■ Task to carry out
Report the number of lines that include "completely", with no additional text.

(Stored records)
● ● ● ● ●

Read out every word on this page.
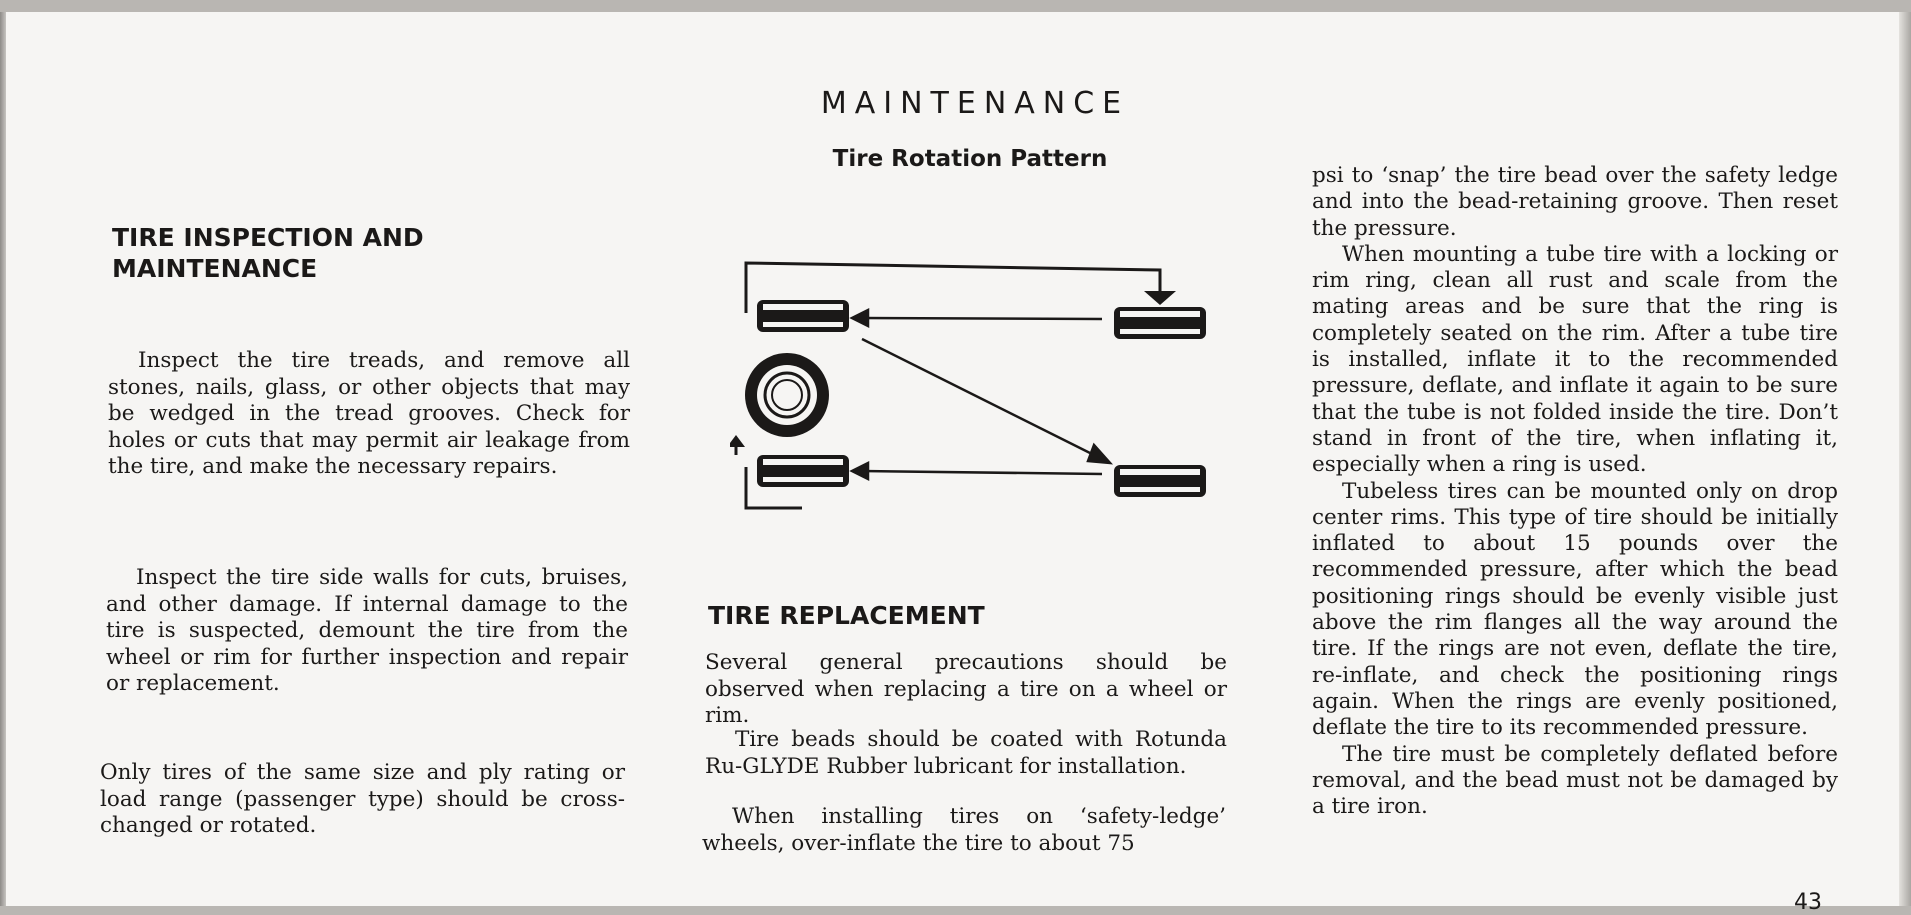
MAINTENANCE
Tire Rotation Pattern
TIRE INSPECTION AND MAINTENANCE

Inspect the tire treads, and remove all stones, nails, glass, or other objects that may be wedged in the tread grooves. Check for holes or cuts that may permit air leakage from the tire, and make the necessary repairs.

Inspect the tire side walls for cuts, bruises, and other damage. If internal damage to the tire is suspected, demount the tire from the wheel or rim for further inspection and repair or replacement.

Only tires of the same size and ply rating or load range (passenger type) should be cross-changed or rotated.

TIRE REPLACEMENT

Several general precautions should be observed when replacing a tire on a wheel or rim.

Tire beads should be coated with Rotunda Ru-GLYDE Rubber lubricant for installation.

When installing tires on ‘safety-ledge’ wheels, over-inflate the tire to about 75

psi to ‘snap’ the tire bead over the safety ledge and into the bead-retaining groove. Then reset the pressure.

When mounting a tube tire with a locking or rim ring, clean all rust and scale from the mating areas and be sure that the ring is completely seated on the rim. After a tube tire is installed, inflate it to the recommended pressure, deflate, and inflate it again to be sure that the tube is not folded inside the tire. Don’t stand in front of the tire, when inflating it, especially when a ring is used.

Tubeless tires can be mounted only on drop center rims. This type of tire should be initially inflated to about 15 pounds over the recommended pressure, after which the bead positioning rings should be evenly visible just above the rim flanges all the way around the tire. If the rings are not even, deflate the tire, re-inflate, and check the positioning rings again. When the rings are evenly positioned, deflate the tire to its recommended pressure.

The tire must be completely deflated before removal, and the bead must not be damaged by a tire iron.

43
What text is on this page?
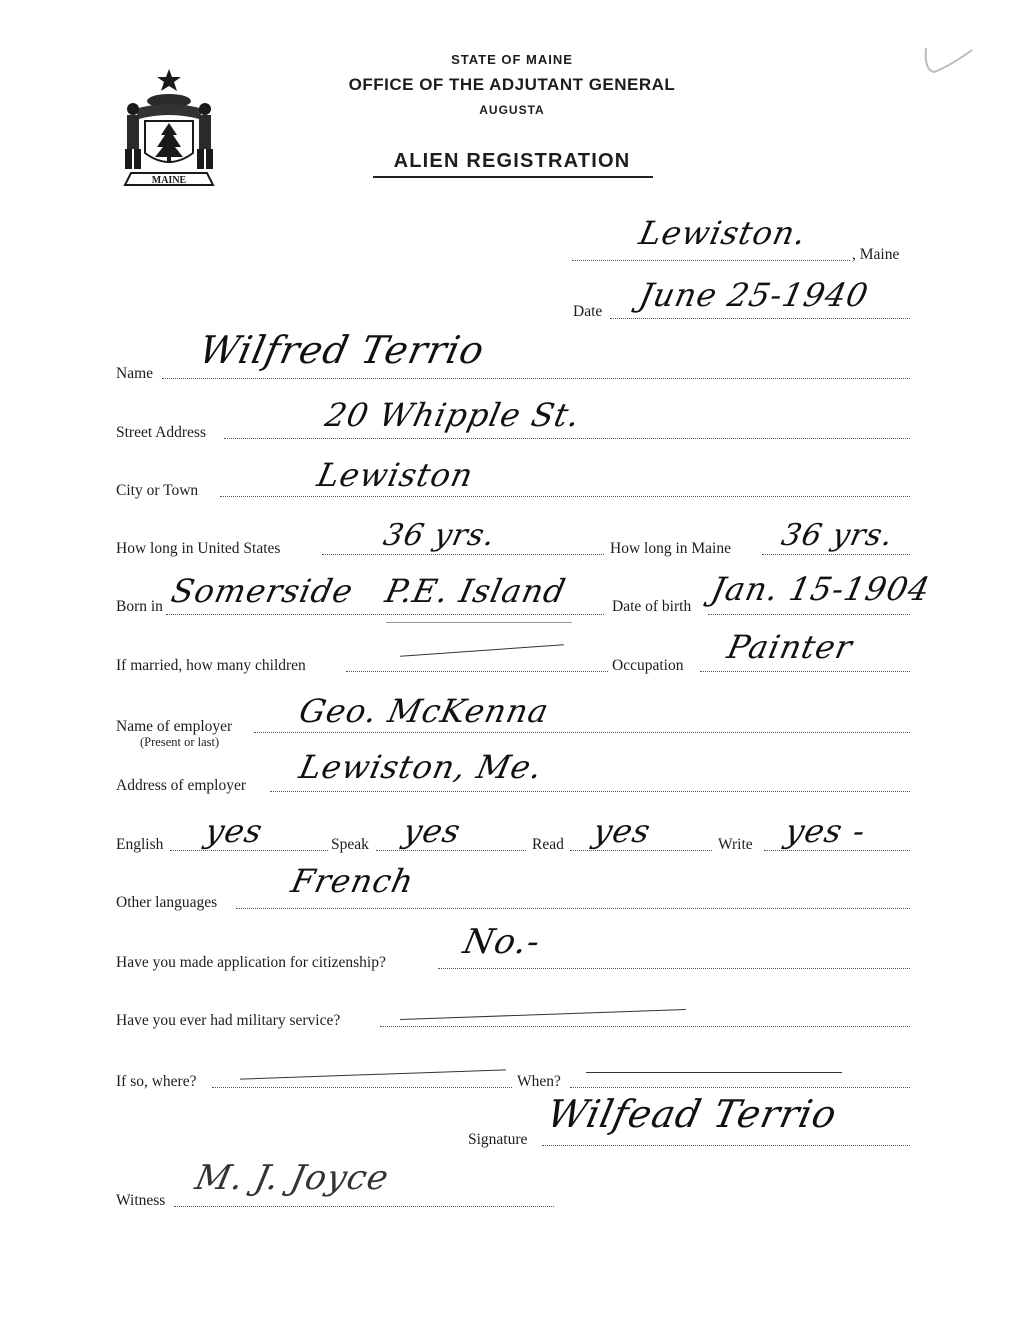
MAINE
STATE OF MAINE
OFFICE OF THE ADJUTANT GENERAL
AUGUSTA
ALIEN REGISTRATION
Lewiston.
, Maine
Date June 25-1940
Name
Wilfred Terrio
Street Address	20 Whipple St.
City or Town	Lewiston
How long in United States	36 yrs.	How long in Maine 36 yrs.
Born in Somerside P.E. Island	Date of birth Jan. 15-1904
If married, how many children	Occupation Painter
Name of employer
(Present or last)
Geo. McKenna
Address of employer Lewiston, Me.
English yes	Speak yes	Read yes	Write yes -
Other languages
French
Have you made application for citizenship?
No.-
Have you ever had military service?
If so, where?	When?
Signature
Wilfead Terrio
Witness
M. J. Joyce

● ● ● ● ●

■ Solution for this exercise
2